EXERCISE 1: In the passage on crypto prediction markets, rewrite the part that opens with the words containing "It would be" and closes with "gotten there yet.", replacing "betting" with "wagering".
EXERCISE 2: Extend the passage on crypto prediction markets, picking up after its final sentence.

Q: Is gambling on news headlines the next big thing in crypto?

No question that prediction markets have been legitimized. So much so that we haven’t even seen the usual fear mongering from the mainstream media about crypto-powered assassination markets this time around! 

It would be great to keep the ball rolling for Polymarket, especially outside the context of betting on the US election. 

A prediction market for every news headline and pop culture event would go a long way for that, even if it would surely be tacky at times (remember betting on the fate of the Titan submersible?)

Gambling is one of the oldest use cases for crypto (and blockchain for that matter). Early versions of Bitcoin had even the sketches of an integrated, onchain poker game, included by Satoshi Nakamoto. Polymarket is just carrying the torch.

— David Canellis

I don’t know if I want to say it’s the “next big thing” but it’s definitely a use case. And, hell, it’s a good example of “put your money where your mouth is.”

I could see folks getting exhausted and burnt out (not to imagine spent) on trying to bet on the right outcome for big news events, but we haven’t quite gotten there yet.

Coordinate annotation records

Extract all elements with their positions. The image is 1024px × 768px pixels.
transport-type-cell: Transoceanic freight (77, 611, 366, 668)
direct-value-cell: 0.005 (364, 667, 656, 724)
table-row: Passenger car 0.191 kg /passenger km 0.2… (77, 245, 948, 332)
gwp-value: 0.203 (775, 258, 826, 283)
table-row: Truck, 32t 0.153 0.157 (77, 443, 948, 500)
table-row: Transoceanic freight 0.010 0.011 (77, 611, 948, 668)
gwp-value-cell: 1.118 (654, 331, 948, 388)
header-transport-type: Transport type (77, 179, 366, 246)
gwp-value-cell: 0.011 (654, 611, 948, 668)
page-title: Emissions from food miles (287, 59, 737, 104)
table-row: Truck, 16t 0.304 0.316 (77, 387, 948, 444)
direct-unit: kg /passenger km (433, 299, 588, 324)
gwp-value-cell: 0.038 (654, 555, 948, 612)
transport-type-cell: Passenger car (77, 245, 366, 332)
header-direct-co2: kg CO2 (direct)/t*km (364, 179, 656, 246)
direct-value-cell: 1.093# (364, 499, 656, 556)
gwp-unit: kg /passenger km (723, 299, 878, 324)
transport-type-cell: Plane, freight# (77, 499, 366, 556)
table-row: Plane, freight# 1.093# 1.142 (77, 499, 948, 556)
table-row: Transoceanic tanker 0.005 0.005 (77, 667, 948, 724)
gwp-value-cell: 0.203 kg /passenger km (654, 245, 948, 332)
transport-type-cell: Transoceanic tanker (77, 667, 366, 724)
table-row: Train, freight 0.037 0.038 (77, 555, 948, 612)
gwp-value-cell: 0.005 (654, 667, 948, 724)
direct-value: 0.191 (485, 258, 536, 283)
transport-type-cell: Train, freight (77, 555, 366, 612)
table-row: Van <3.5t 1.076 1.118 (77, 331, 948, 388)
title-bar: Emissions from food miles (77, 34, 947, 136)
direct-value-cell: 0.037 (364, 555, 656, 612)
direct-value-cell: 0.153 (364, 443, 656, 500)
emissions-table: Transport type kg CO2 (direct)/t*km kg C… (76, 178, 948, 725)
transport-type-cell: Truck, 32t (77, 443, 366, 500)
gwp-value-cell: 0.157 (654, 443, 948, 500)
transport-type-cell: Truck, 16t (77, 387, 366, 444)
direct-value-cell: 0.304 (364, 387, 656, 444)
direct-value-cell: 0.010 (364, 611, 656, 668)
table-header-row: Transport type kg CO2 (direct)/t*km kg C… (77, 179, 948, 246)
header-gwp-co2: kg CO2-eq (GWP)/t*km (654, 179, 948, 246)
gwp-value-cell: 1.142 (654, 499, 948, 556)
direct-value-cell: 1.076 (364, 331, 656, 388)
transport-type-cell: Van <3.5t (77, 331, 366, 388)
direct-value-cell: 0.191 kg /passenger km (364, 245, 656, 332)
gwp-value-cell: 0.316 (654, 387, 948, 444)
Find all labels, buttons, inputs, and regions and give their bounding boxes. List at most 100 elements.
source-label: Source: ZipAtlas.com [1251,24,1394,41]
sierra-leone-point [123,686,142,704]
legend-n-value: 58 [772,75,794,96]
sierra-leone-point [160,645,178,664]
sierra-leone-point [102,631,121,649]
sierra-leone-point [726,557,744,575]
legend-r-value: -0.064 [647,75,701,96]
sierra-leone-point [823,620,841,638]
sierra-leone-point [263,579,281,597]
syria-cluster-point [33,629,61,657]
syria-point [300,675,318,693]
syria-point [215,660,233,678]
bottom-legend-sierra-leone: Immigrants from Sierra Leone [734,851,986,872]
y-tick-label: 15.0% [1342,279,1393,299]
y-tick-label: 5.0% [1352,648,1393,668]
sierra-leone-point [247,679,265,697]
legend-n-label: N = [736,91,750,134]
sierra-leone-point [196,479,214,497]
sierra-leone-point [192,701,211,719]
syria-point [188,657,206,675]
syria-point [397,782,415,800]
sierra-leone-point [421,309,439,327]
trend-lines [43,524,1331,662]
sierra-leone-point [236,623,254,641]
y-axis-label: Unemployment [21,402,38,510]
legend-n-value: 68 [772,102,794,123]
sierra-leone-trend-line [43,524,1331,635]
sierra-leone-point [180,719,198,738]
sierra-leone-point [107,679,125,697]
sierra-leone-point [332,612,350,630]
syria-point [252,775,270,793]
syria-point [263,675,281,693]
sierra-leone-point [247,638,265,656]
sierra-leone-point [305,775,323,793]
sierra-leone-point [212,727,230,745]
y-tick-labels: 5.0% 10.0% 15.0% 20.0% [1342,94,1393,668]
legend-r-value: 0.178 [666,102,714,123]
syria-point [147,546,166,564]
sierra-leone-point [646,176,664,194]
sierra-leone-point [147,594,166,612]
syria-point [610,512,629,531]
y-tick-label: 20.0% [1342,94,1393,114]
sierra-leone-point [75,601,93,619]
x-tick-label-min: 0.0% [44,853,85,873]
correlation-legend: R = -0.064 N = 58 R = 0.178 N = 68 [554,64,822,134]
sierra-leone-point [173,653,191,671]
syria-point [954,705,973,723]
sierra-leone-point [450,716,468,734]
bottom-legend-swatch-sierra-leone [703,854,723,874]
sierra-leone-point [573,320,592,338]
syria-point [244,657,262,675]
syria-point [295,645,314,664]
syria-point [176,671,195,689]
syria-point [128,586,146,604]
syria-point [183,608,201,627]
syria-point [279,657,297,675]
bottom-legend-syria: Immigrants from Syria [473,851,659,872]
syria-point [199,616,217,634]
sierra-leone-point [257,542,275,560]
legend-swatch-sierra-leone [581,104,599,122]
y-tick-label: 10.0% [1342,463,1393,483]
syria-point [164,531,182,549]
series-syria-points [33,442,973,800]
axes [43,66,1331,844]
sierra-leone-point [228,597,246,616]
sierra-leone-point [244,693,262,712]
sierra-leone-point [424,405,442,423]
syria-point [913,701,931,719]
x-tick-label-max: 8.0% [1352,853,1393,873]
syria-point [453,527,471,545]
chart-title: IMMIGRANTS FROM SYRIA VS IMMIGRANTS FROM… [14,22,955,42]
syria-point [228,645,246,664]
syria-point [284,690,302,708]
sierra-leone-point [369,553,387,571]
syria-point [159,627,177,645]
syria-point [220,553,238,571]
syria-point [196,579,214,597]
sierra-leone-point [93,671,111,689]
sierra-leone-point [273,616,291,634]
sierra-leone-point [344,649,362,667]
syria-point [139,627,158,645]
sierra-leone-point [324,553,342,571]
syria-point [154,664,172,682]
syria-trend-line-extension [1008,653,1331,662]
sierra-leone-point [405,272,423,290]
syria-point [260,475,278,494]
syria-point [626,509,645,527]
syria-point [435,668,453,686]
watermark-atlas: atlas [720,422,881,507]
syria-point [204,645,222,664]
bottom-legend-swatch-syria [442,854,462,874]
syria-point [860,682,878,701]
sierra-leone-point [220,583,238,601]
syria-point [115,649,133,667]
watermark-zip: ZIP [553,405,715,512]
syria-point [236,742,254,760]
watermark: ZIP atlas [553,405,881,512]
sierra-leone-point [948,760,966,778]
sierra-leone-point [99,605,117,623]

EXERCISE RESPONSE 1:
It would be great to keep the ball rolling for Polymarket, especially outside the context of wagering on the US election. 

A prediction market for every news headline and pop culture event would go a long way for that, even if it would surely be tacky at times (remember wagering on the fate of the Titan submersible?)

Gambling is one of the oldest use cases for crypto (and blockchain for that matter). Early versions of Bitcoin had even the sketches of an integrated, onchain poker game, included by Satoshi Nakamoto. Polymarket is just carrying the torch.

— David Canellis

I don’t know if I want to say it’s the “next big thing” but it’s definitely a use case. And, hell, it’s a good example of “put your money where your mouth is.”

I could see folks getting exhausted and burnt out (not to imagine spent) on trying to bet on the right outcome for big news events, but we haven’t quite gotten there yet.

EXERCISE RESPONSE 2:
We’re seeing markets for things like the topics Elon Musk and former President Donald Trump would hit on (which ended up a $5 million market) and whether or not Trump would tweet again before the election (spoiler alert: he did and there was nearly $830,000 on the line). 

Then there are non-political markets like who’s going to win the Super Bowl — $5.9 million has been bet so far, and the season hasn’t even started. Maybe there’ll be niche markets for reality TV shows like Love Island US, given that folks are already betting on Baby Bieber’s gender. 

I think there’s definitely a place for these markets, and it helps to build a bit of a community with financial stakes. But I’m wary of the human attention span post-TikTok. 

Gambling’s having its moment both in and out of crypto, though, so perhaps I’m wrong and this is one of the best use cases we’ll ever see for crypto.